CHALLENGE: Would you copy out the whole listing exactly as given?

Records from a collection:
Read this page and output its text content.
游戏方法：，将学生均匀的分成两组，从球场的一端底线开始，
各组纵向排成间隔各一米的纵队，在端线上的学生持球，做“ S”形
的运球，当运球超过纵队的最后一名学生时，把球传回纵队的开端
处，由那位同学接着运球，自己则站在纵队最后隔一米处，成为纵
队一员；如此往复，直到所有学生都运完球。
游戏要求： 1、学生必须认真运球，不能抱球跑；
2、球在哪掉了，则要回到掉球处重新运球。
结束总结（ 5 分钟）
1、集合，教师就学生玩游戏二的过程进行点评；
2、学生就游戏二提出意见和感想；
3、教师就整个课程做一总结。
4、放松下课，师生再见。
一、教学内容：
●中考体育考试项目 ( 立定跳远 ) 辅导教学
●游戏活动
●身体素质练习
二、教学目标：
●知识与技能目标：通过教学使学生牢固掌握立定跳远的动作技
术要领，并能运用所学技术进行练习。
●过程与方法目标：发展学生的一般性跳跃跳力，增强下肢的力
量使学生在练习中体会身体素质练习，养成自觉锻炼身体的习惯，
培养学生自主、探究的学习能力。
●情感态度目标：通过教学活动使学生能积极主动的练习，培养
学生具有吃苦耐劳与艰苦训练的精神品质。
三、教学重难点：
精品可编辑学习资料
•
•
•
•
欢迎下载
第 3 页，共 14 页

RESPONSE BELOW:
Read this page and output its text content.
游戏方法：，将学生均匀的分成两组，从球场的一端底线开始，
各组纵向排成间隔各一米的纵队，在端线上的学生持球，做“ S”形
的运球，当运球超过纵队的最后一名学生时，把球传回纵队的开端
处，由那位同学接着运球，自己则站在纵队最后隔一米处，成为纵
队一员；如此往复，直到所有学生都运完球。
游戏要求： 1、学生必须认真运球，不能抱球跑；
2、球在哪掉了，则要回到掉球处重新运球。
结束总结（ 5 分钟）
1、集合，教师就学生玩游戏二的过程进行点评；
2、学生就游戏二提出意见和感想；
3、教师就整个课程做一总结。
4、放松下课，师生再见。
一、教学内容：
●中考体育考试项目 ( 立定跳远 ) 辅导教学
●游戏活动
●身体素质练习
二、教学目标：
●知识与技能目标：通过教学使学生牢固掌握立定跳远的动作技
术要领，并能运用所学技术进行练习。
●过程与方法目标：发展学生的一般性跳跃跳力，增强下肢的力
量使学生在练习中体会身体素质练习，养成自觉锻炼身体的习惯，
培养学生自主、探究的学习能力。
●情感态度目标：通过教学活动使学生能积极主动的练习，培养
学生具有吃苦耐劳与艰苦训练的精神品质。
三、教学重难点：
精品可编辑学习资料
•
•
•
•
欢迎下载
第 3 页，共 14 页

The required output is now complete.